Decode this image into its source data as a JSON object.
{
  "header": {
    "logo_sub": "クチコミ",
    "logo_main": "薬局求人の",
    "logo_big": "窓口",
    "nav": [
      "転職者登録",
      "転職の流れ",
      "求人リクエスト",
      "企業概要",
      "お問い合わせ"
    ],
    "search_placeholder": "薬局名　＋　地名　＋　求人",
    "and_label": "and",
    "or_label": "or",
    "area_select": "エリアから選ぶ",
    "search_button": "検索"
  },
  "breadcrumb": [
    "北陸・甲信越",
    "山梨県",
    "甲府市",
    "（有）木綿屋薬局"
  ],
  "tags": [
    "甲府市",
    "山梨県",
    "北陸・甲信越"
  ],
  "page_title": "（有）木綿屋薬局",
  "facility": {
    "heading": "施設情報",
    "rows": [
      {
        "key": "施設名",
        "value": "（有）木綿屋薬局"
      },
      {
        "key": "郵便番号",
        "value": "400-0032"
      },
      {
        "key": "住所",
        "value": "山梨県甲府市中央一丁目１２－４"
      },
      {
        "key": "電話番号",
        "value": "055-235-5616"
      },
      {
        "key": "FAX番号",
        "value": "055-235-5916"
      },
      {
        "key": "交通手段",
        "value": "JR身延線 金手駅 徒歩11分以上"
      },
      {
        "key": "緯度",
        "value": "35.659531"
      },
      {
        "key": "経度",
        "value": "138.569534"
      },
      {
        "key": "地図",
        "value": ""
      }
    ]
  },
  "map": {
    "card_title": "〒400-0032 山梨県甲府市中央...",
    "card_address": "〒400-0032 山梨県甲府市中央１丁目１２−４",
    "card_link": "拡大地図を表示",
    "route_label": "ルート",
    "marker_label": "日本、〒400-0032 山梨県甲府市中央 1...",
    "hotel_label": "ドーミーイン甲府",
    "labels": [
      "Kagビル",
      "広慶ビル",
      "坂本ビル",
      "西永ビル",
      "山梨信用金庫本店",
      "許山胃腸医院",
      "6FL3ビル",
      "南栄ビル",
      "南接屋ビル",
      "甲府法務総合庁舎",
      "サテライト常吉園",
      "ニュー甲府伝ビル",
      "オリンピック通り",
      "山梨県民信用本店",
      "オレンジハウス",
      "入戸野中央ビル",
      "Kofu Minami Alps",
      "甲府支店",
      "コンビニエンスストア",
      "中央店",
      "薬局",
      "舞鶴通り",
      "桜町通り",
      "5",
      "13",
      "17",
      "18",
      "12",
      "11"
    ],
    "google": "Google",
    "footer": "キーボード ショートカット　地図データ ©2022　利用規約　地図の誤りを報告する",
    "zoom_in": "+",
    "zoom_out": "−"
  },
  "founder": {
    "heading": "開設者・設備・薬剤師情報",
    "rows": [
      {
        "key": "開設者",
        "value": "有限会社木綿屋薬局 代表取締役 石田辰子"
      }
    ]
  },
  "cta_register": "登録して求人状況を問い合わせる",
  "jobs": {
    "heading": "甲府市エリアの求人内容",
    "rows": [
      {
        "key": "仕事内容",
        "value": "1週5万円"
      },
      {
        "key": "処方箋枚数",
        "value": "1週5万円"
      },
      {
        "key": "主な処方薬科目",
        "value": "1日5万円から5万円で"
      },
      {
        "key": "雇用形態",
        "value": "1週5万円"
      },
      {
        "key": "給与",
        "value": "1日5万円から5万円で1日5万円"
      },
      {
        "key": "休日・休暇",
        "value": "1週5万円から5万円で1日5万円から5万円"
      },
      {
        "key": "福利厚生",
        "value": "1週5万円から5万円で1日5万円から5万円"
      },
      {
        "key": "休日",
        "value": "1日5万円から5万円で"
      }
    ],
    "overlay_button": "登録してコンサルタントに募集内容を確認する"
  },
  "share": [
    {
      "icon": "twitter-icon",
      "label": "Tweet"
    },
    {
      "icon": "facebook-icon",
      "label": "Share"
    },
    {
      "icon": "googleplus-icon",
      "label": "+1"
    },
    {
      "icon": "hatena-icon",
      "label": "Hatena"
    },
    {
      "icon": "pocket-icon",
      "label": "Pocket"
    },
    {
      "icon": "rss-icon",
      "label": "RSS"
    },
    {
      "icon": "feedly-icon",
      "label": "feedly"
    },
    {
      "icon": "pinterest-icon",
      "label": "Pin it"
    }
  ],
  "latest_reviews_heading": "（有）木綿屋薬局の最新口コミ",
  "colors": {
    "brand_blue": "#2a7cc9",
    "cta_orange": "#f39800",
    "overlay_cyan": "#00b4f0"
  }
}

☆ ☆ ☆ ☆ ☆ ☆ ☆

REQUIRED WORK: Repeat all of the records above exactly as they appear.

PROBLEM SOLUTION:
Decode this image into its source data as a JSON object.
{
  "header": {
    "logo_sub": "クチコミ",
    "logo_main": "薬局求人の",
    "logo_big": "窓口",
    "nav": [
      "転職者登録",
      "転職の流れ",
      "求人リクエスト",
      "企業概要",
      "お問い合わせ"
    ],
    "search_placeholder": "薬局名　＋　地名　＋　求人",
    "and_label": "and",
    "or_label": "or",
    "area_select": "エリアから選ぶ",
    "search_button": "検索"
  },
  "breadcrumb": [
    "北陸・甲信越",
    "山梨県",
    "甲府市",
    "（有）木綿屋薬局"
  ],
  "tags": [
    "甲府市",
    "山梨県",
    "北陸・甲信越"
  ],
  "page_title": "（有）木綿屋薬局",
  "facility": {
    "heading": "施設情報",
    "rows": [
      {
        "key": "施設名",
        "value": "（有）木綿屋薬局"
      },
      {
        "key": "郵便番号",
        "value": "400-0032"
      },
      {
        "key": "住所",
        "value": "山梨県甲府市中央一丁目１２－４"
      },
      {
        "key": "電話番号",
        "value": "055-235-5616"
      },
      {
        "key": "FAX番号",
        "value": "055-235-5916"
      },
      {
        "key": "交通手段",
        "value": "JR身延線 金手駅 徒歩11分以上"
      },
      {
        "key": "緯度",
        "value": "35.659531"
      },
      {
        "key": "経度",
        "value": "138.569534"
      },
      {
        "key": "地図",
        "value": ""
      }
    ]
  },
  "map": {
    "card_title": "〒400-0032 山梨県甲府市中央...",
    "card_address": "〒400-0032 山梨県甲府市中央１丁目１２−４",
    "card_link": "拡大地図を表示",
    "route_label": "ルート",
    "marker_label": "日本、〒400-0032 山梨県甲府市中央 1...",
    "hotel_label": "ドーミーイン甲府",
    "labels": [
      "Kagビル",
      "広慶ビル",
      "坂本ビル",
      "西永ビル",
      "山梨信用金庫本店",
      "許山胃腸医院",
      "6FL3ビル",
      "南栄ビル",
      "南接屋ビル",
      "甲府法務総合庁舎",
      "サテライト常吉園",
      "ニュー甲府伝ビル",
      "オリンピック通り",
      "山梨県民信用本店",
      "オレンジハウス",
      "入戸野中央ビル",
      "Kofu Minami Alps",
      "甲府支店",
      "コンビニエンスストア",
      "中央店",
      "薬局",
      "舞鶴通り",
      "桜町通り",
      "5",
      "13",
      "17",
      "18",
      "12",
      "11"
    ],
    "google": "Google",
    "footer": "キーボード ショートカット　地図データ ©2022　利用規約　地図の誤りを報告する",
    "zoom_in": "+",
    "zoom_out": "−"
  },
  "founder": {
    "heading": "開設者・設備・薬剤師情報",
    "rows": [
      {
        "key": "開設者",
        "value": "有限会社木綿屋薬局 代表取締役 石田辰子"
      }
    ]
  },
  "cta_register": "登録して求人状況を問い合わせる",
  "jobs": {
    "heading": "甲府市エリアの求人内容",
    "rows": [
      {
        "key": "仕事内容",
        "value": "1週5万円"
      },
      {
        "key": "処方箋枚数",
        "value": "1週5万円"
      },
      {
        "key": "主な処方薬科目",
        "value": "1日5万円から5万円で"
      },
      {
        "key": "雇用形態",
        "value": "1週5万円"
      },
      {
        "key": "給与",
        "value": "1日5万円から5万円で1日5万円"
      },
      {
        "key": "休日・休暇",
        "value": "1週5万円から5万円で1日5万円から5万円"
      },
      {
        "key": "福利厚生",
        "value": "1週5万円から5万円で1日5万円から5万円"
      },
      {
        "key": "休日",
        "value": "1日5万円から5万円で"
      }
    ],
    "overlay_button": "登録してコンサルタントに募集内容を確認する"
  },
  "share": [
    {
      "icon": "twitter-icon",
      "label": "Tweet"
    },
    {
      "icon": "facebook-icon",
      "label": "Share"
    },
    {
      "icon": "googleplus-icon",
      "label": "+1"
    },
    {
      "icon": "hatena-icon",
      "label": "Hatena"
    },
    {
      "icon": "pocket-icon",
      "label": "Pocket"
    },
    {
      "icon": "rss-icon",
      "label": "RSS"
    },
    {
      "icon": "feedly-icon",
      "label": "feedly"
    },
    {
      "icon": "pinterest-icon",
      "label": "Pin it"
    }
  ],
  "latest_reviews_heading": "（有）木綿屋薬局の最新口コミ",
  "colors": {
    "brand_blue": "#2a7cc9",
    "cta_orange": "#f39800",
    "overlay_cyan": "#00b4f0"
  }
}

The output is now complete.